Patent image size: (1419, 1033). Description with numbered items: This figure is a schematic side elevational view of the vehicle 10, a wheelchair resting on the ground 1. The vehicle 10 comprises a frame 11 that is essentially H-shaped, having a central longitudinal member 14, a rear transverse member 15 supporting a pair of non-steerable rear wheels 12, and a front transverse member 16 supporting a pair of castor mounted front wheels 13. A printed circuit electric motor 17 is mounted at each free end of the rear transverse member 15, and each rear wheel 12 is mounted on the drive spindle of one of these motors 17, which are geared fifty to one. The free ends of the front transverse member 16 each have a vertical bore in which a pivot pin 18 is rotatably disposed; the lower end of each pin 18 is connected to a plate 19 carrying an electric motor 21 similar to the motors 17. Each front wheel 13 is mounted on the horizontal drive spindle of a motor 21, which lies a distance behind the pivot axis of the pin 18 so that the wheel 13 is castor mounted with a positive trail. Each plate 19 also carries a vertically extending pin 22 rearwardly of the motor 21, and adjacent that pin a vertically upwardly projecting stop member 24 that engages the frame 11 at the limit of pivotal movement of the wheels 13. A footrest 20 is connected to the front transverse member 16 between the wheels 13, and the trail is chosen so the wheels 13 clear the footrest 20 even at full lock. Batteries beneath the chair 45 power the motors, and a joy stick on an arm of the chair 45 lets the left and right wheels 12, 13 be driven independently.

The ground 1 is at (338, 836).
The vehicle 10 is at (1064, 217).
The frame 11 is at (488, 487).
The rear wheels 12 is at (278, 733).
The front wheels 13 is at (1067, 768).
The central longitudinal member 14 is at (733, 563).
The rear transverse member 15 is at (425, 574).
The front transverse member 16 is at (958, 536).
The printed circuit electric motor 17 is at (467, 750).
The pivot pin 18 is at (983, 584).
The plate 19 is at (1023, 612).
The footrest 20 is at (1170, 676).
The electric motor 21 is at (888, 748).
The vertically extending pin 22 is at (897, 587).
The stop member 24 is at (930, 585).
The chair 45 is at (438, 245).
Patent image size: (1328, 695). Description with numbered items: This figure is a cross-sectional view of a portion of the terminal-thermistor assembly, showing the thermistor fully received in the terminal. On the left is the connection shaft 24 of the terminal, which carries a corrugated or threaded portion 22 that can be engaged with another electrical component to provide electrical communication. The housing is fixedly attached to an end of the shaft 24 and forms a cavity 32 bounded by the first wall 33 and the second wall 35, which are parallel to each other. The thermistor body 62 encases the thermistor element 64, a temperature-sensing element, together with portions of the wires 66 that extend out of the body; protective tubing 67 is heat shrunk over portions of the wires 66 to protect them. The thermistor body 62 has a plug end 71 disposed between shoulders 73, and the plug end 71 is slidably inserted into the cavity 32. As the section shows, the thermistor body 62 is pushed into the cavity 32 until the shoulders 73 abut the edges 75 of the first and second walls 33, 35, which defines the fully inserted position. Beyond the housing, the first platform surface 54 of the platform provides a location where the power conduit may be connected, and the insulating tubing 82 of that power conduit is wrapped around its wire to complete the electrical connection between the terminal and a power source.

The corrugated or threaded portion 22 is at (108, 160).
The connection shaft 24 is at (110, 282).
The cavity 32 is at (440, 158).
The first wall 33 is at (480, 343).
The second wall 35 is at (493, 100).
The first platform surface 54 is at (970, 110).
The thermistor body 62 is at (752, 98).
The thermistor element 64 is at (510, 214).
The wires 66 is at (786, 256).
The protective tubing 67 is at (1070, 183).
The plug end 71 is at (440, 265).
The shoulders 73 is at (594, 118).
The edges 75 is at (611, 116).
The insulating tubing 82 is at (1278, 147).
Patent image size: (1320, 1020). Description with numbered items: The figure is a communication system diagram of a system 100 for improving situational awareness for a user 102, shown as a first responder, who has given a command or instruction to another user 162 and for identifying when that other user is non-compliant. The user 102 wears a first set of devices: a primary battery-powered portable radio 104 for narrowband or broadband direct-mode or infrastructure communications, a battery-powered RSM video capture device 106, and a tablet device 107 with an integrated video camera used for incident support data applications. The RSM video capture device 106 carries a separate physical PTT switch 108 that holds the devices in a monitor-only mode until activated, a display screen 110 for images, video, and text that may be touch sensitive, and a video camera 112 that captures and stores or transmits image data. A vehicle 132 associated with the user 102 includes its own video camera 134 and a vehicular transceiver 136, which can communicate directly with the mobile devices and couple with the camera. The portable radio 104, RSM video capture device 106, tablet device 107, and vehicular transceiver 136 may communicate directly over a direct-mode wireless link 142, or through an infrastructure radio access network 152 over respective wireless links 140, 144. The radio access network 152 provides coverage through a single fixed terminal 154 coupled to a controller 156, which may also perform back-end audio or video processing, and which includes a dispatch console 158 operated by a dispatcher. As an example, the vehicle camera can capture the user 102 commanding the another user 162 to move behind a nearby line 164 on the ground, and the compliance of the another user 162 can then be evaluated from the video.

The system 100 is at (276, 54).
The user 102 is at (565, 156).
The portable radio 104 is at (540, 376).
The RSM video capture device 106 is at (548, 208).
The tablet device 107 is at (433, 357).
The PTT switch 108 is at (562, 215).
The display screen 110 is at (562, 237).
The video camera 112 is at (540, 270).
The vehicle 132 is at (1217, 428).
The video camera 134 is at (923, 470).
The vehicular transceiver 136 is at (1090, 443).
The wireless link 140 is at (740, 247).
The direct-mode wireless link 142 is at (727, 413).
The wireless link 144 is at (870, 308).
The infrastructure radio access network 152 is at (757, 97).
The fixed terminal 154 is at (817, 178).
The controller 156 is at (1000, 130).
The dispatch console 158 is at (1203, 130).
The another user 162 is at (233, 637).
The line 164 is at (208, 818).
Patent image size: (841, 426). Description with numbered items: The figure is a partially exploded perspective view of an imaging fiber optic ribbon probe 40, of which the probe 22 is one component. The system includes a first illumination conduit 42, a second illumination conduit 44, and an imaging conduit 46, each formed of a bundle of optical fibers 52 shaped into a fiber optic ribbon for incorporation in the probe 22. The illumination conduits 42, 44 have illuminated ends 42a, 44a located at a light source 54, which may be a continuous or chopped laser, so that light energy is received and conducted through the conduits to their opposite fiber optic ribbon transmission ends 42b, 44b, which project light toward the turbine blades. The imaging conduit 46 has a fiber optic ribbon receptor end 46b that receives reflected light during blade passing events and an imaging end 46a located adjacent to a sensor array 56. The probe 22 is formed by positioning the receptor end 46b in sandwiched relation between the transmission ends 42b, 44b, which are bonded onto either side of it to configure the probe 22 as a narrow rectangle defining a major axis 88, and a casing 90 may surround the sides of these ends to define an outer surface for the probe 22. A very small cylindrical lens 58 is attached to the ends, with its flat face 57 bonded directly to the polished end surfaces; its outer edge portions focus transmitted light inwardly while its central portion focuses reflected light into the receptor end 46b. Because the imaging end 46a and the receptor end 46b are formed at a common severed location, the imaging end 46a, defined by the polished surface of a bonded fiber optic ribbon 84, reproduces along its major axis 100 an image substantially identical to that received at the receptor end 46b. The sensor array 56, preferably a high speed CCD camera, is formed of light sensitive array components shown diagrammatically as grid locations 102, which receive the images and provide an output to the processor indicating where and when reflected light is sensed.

..........

> **YOUR INSTRUCTIONS**: Reproduce the entries from the line with "Patent image size: (1328, 695)." to the line with "The corrugated or", changing "cross-sectional view" to "sectional view" and keeping everything else the same.

> **EXPECTED ANSWER**:
Patent image size: (1328, 695). Description with numbered items: This figure is a sectional view of a portion of the terminal-thermistor assembly, showing the thermistor fully received in the terminal. On the left is the connection shaft 24 of the terminal, which carries a corrugated or threaded portion 22 that can be engaged with another electrical component to provide electrical communication. The housing is fixedly attached to an end of the shaft 24 and forms a cavity 32 bounded by the first wall 33 and the second wall 35, which are parallel to each other. The thermistor body 62 encases the thermistor element 64, a temperature-sensing element, together with portions of the wires 66 that extend out of the body; protective tubing 67 is heat shrunk over portions of the wires 66 to protect them. The thermistor body 62 has a plug end 71 disposed between shoulders 73, and the plug end 71 is slidably inserted into the cavity 32. As the section shows, the thermistor body 62 is pushed into the cavity 32 until the shoulders 73 abut the edges 75 of the first and second walls 33, 35, which defines the fully inserted position. Beyond the housing, the first platform surface 54 of the platform provides a location where the power conduit may be connected, and the insulating tubing 82 of that power conduit is wrapped around its wire to complete the electrical connection between the terminal and a power source.

The corrugated or threaded portion 22 is at (108, 160).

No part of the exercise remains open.